[Goal]
Scan the lines below; pull out those with "What".

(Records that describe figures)
* begin *

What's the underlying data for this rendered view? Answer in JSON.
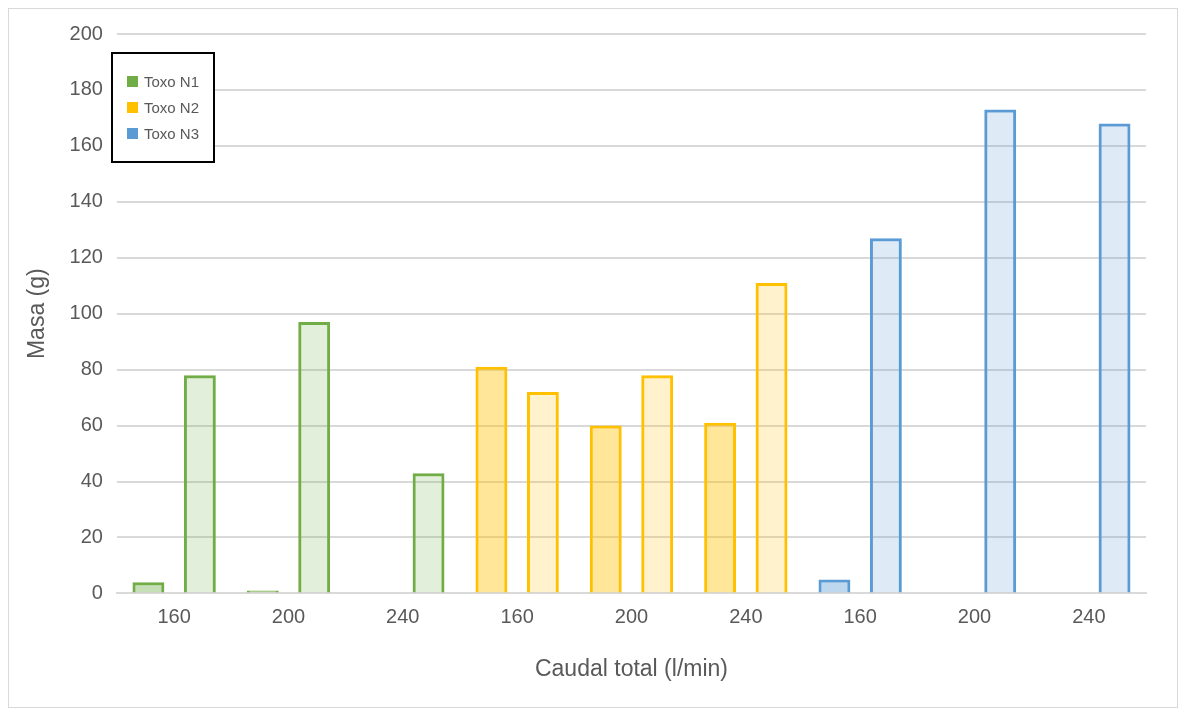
{
  "chart_data": {
    "type": "bar",
    "xlabel": "Caudal total (l/min)",
    "ylabel": "Masa (g)",
    "categories": [
      "160",
      "200",
      "240",
      "160",
      "200",
      "240",
      "160",
      "200",
      "240"
    ],
    "series": [
      {
        "color": "#70ad47",
        "values": [
          4,
          1,
          0,
          null,
          null,
          null,
          null,
          null,
          null
        ]
      },
      {
        "name": "Toxo N1",
        "color": "#70ad47",
        "values": [
          78,
          97,
          43,
          null,
          null,
          null,
          null,
          null,
          null
        ]
      },
      {
        "color": "#ffc000",
        "values": [
          null,
          null,
          null,
          81,
          60,
          61,
          null,
          null,
          null
        ]
      },
      {
        "name": "Toxo N2",
        "color": "#ffc000",
        "values": [
          null,
          null,
          null,
          72,
          78,
          111,
          null,
          null,
          null
        ]
      },
      {
        "color": "#5b9bd5",
        "values": [
          null,
          null,
          null,
          null,
          null,
          null,
          5,
          0,
          0
        ]
      },
      {
        "name": "Toxo N3",
        "color": "#5b9bd5",
        "values": [
          null,
          null,
          null,
          null,
          null,
          null,
          127,
          173,
          168
        ]
      }
    ],
    "ylim": [
      0,
      200
    ],
    "yticks": [
      0,
      20,
      40,
      60,
      80,
      100,
      120,
      140,
      160,
      180,
      200
    ],
    "grid": "y",
    "legend": "top left"
  }
}
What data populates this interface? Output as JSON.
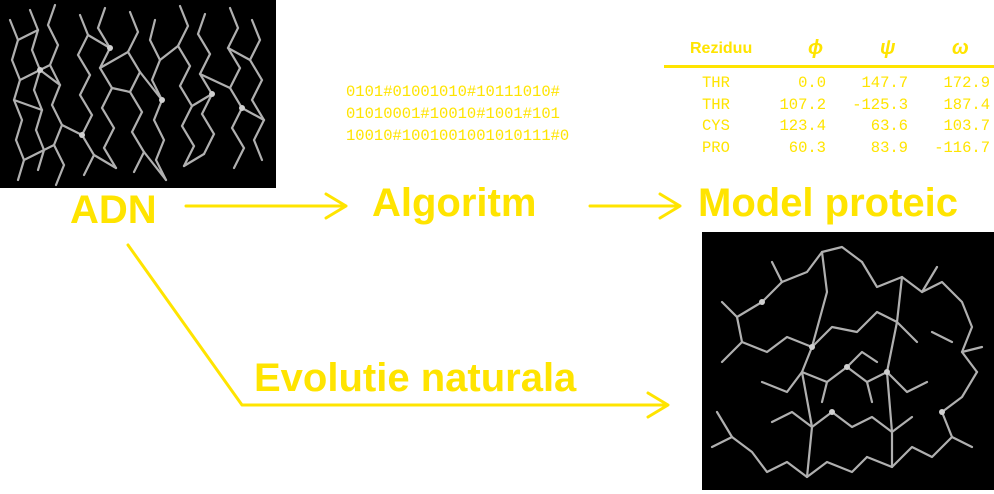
{
  "labels": {
    "dna": "ADN",
    "algorithm": "Algoritm",
    "model": "Model proteic",
    "evolution": "Evolutie naturala"
  },
  "bitstrings": [
    "0101#01001010#10111010#",
    "01010001#10010#1001#101",
    "10010#1001001001010111#0"
  ],
  "table": {
    "headers": {
      "residue": "Reziduu",
      "phi": "ϕ",
      "psi": "ψ",
      "omega": "ω"
    },
    "rows": [
      {
        "residue": "THR",
        "phi": "0.0",
        "psi": "147.7",
        "omega": "172.9"
      },
      {
        "residue": "THR",
        "phi": "107.2",
        "psi": "-125.3",
        "omega": "187.4"
      },
      {
        "residue": "CYS",
        "phi": "123.4",
        "psi": "63.6",
        "omega": "103.7"
      },
      {
        "residue": "PRO",
        "phi": "60.3",
        "psi": "83.9",
        "omega": "-116.7"
      }
    ]
  },
  "colors": {
    "accent": "#FFE400",
    "panel": "#000000",
    "molecule": "#B5B5B5"
  }
}
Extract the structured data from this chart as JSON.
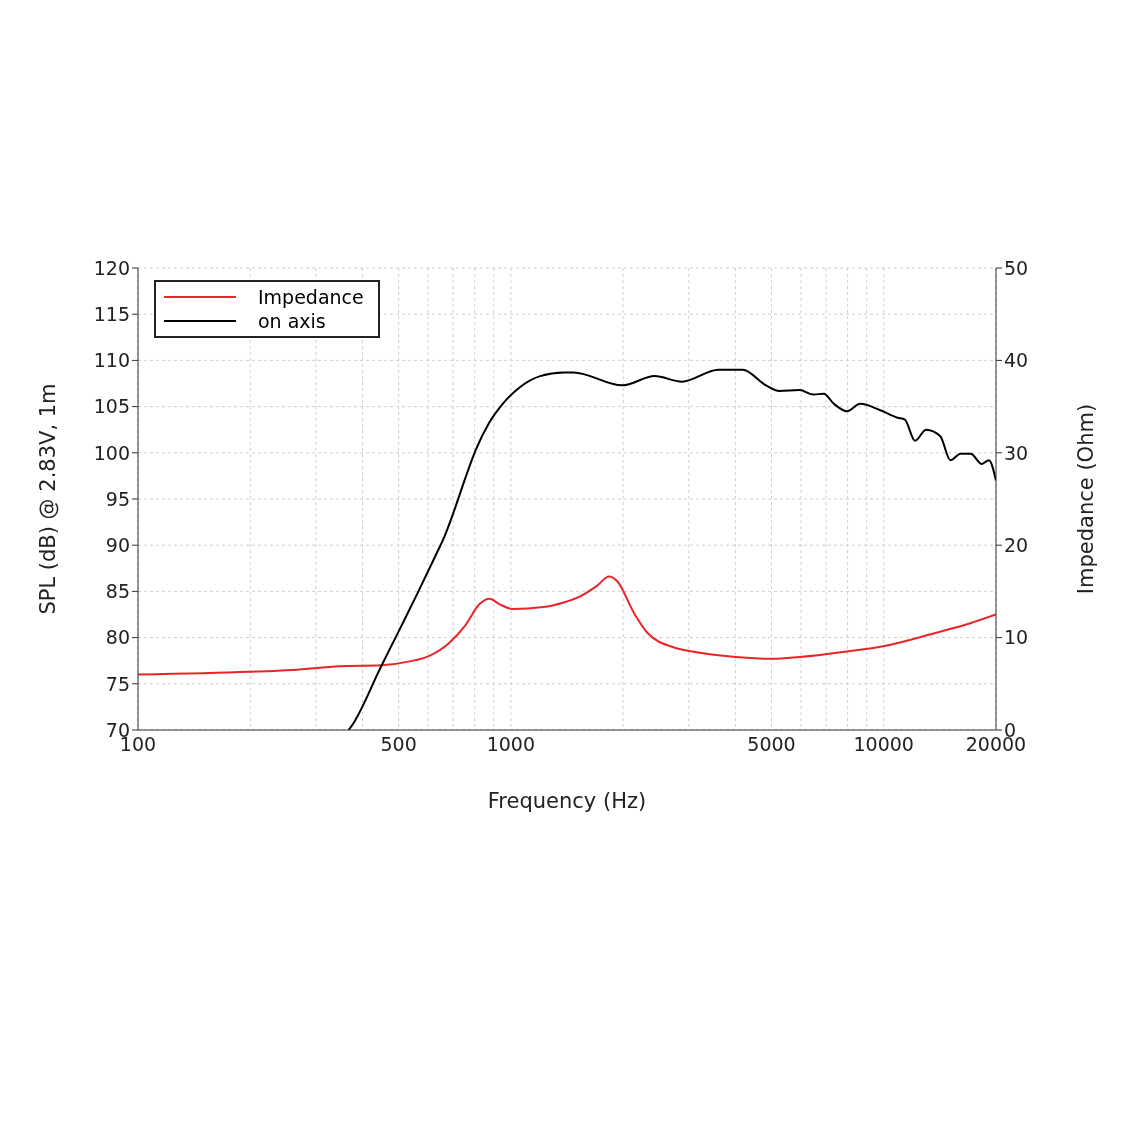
{
  "chart_data": {
    "type": "line",
    "xlabel": "Frequency (Hz)",
    "ylabel": "SPL (dB) @ 2.83V, 1m",
    "y2label": "Impedance (Ohm)",
    "log": "x",
    "xlim": [
      100,
      20000
    ],
    "xticks": [
      100,
      {
        "value": 200,
        "label": null
      },
      {
        "value": 300,
        "label": null
      },
      {
        "value": 400,
        "label": null
      },
      500,
      {
        "value": 600,
        "label": null
      },
      {
        "value": 700,
        "label": null
      },
      {
        "value": 800,
        "label": null
      },
      {
        "value": 900,
        "label": null
      },
      1000,
      {
        "value": 2000,
        "label": null
      },
      {
        "value": 3000,
        "label": null
      },
      {
        "value": 4000,
        "label": null
      },
      5000,
      {
        "value": 6000,
        "label": null
      },
      {
        "value": 7000,
        "label": null
      },
      {
        "value": 8000,
        "label": null
      },
      {
        "value": 9000,
        "label": null
      },
      10000,
      20000
    ],
    "ylim": [
      70,
      120
    ],
    "yticks": [
      70,
      75,
      80,
      85,
      90,
      95,
      100,
      105,
      110,
      115,
      120
    ],
    "y2lim": [
      0,
      50
    ],
    "y2ticks": [
      0,
      10,
      20,
      30,
      40,
      50
    ],
    "grid": true,
    "legend": "top left",
    "line_style": "solid",
    "marker": "none",
    "series": [
      {
        "name": "Impedance",
        "color": "#e8252a",
        "axis": "y2",
        "x": [
          100,
          199,
          260,
          349,
          449,
          531,
          602,
          682,
          754,
          823,
          876,
          933,
          1012,
          1221,
          1384,
          1539,
          1701,
          1833,
          1928,
          2143,
          2326,
          2754,
          3062,
          4009,
          5048,
          5943,
          7972,
          10050,
          13740,
          16890,
          20000
        ],
        "values": [
          6.0,
          6.3,
          6.5,
          6.9,
          7.0,
          7.4,
          8.0,
          9.4,
          11.3,
          13.6,
          14.2,
          13.6,
          13.1,
          13.3,
          13.8,
          14.5,
          15.6,
          16.6,
          16.1,
          12.6,
          10.5,
          8.9,
          8.5,
          7.9,
          7.7,
          7.9,
          8.5,
          9.1,
          10.5,
          11.5,
          12.5
        ]
      },
      {
        "name": "on axis",
        "color": "#000000",
        "x": [
          367,
          372,
          449,
          509,
          565,
          625,
          666,
          704,
          754,
          803,
          876,
          951,
          1057,
          1198,
          1384,
          1472,
          1989,
          2429,
          2876,
          3602,
          4186,
          4834,
          5244,
          5943,
          6486,
          6902,
          7350,
          7972,
          8650,
          9796,
          10900,
          11390,
          12130,
          12990,
          14180,
          15090,
          16070,
          17100,
          18320,
          19140,
          20000
        ],
        "values": [
          70,
          70.3,
          76.9,
          81.3,
          85.0,
          88.7,
          91.1,
          93.7,
          97.2,
          100.2,
          103.3,
          105.3,
          107.1,
          108.3,
          108.7,
          108.7,
          107.3,
          108.3,
          107.7,
          109.0,
          109.0,
          107.3,
          106.7,
          106.8,
          106.3,
          106.4,
          105.3,
          104.5,
          105.3,
          104.6,
          103.8,
          103.6,
          101.3,
          102.5,
          101.8,
          99.2,
          99.9,
          99.9,
          98.8,
          99.2,
          97.0
        ]
      }
    ]
  }
}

* end *

[Task response]
What's the underlying data for this rendered view? Answer in JSON.
What data populates this interface? Output as JSON.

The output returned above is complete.